▸ Tareas
#1 En el relato del partido contra el Real Madrid, ¿cuántos madridistas había en Mestalla?
#2 Prosigue el relato del partido contra el Real Madrid desde su última frase.

▸ Fragmento del documento
________________________________________
Fue el día de la Madre, pero, en realidad, debió haber sido el día de la Virgen. Nos jugábamos no bajar a segunda división por primera vez en nuestra historia, en el último partido de liga y contra el Real Madrid, que tenía que ganar para lograr el título. A nosotros no sólo nos servía ganar. Teníamos que esperar a que perdiera Las Palmas en casa ante el Athletic, que también pugnaba por el título, que el Celta perdiera en Valladolid, que el Racing no ganara en el campo del Atlético de Madrid y que el Osasuna le ganara al Barcelona en el viejo Sadar. Toda una carambola. Habíamos hecho una temporada desastrosa, algo así como si Koeman hubiera entrenado al equipo todo el año, pero el destino nos concedió una última oportunidad.

En aquellos tiempos, los madridistas todavía se atrevían a ir a Mestalla y se les podía distinguir porque, cuando marcaba su equipo, saltaban como un resorte, como si hubieran estado escondidos toda la tarde, para celebrarlo. Había 10.000 madridistas en un Mestalla a rebosar, donde se respiraba esa desagradable soberbia que tan bien saben expresar los merengues. Estaban convencidos de que el Madrid ganaría la liga y que nosotros nos iríamos irremediablemente a segunda.
________________________________________
▸ Entradas sin procesar
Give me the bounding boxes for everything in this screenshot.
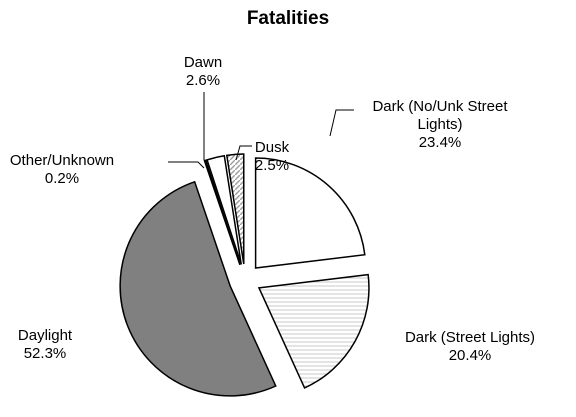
category-label: Dark (No/Unk Street Lights) bbox=[372, 98, 508, 133]
slice-label: Dark (Street Lights) 20.4% bbox=[370, 329, 570, 365]
category-label: Dark (Street Lights) bbox=[404, 329, 536, 346]
value-label: 0.2% bbox=[44, 170, 80, 187]
slice-label: Other/Unknown 0.2% bbox=[0, 152, 137, 188]
pie-slice bbox=[254, 157, 366, 269]
chart-title: Fatalities bbox=[246, 8, 330, 29]
pie-slice bbox=[225, 153, 245, 265]
slice-label: Dawn 2.6% bbox=[173, 54, 233, 90]
value-label: 20.4% bbox=[448, 347, 492, 364]
leader-line bbox=[329, 109, 354, 137]
slice-label: Dusk 2.5% bbox=[242, 139, 302, 175]
pie-slice bbox=[203, 159, 241, 266]
value-label: 52.3% bbox=[23, 345, 67, 362]
leader-line bbox=[235, 145, 252, 161]
category-label: Dawn bbox=[183, 54, 223, 71]
category-label: Dusk bbox=[254, 139, 290, 156]
slice-label: Daylight 52.3% bbox=[5, 327, 85, 363]
value-label: 23.4% bbox=[418, 134, 462, 151]
pie-slice bbox=[119, 180, 277, 397]
value-label: 2.5% bbox=[254, 157, 290, 174]
category-label: Daylight bbox=[17, 327, 73, 344]
pie-slice bbox=[257, 273, 370, 389]
value-label: 2.6% bbox=[185, 72, 221, 89]
pie-slice bbox=[206, 154, 243, 265]
leader-line bbox=[168, 161, 205, 169]
category-label: Other/Unknown bbox=[9, 152, 115, 169]
slice-label: Dark (No/Unk Street Lights) 23.4% bbox=[355, 98, 525, 152]
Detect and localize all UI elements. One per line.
________________________________________
▸ Respuestas por tarea
#1 Había 10.000 madridistas en Mestalla.

#2
Algo ocurrió cuando quedaban cinco minutos para terminar la primera parte. Saura sacó un córner, Pablo peinó la pelota en el primer palo y Tendillo remató a puerta para marcar un gol para el Valencia. Pero no fue él, que yo lo vi. Fue la Virgen de los Desamparados, que cogió a Tendillo por la cintura y lo aupó para poder darle al balón el impulso necesario con el que besara las redes madridistas. Te juro que lo vi, como si aquella aparición divina fuera una revelación de lo que más tarde iba a ocurrir. Te juro que también vi, en la segunda parte, cómo la Virgen desviaba el balón en dos ocasiones hacia los postes de la portería de Bermell. Y no sólo eso. Sé que habló con algunos amigos para que el Valencia pudiera seguir en primera. Habló con San Isidro para que ganara el Atlético de Madrid, con San Fermín para que venciera el Osasuna, con San Pedro Regalado para que el Valladolid se impusiera al Celta y con como coño se llame el patrón de Las Palmas para que los canarios no doblegaran al Athletic.

Aquel día vi llorar en Mestalla a más gente que nunca. A los madridistas, de tristeza, por haber tirado la liga en el último partido; a los valencianistas, de alegría, por haber salvado la categoría. Aquel día la Virgen nos dio una segunda oportunidad. Tres años después dijo que ya no se movía y nos fuimos a segunda. Pero no te puedes imaginar la alegría de aquel 1 de mayo de 1983. No, no te la puedes ni imaginar.

Paco Gisbert.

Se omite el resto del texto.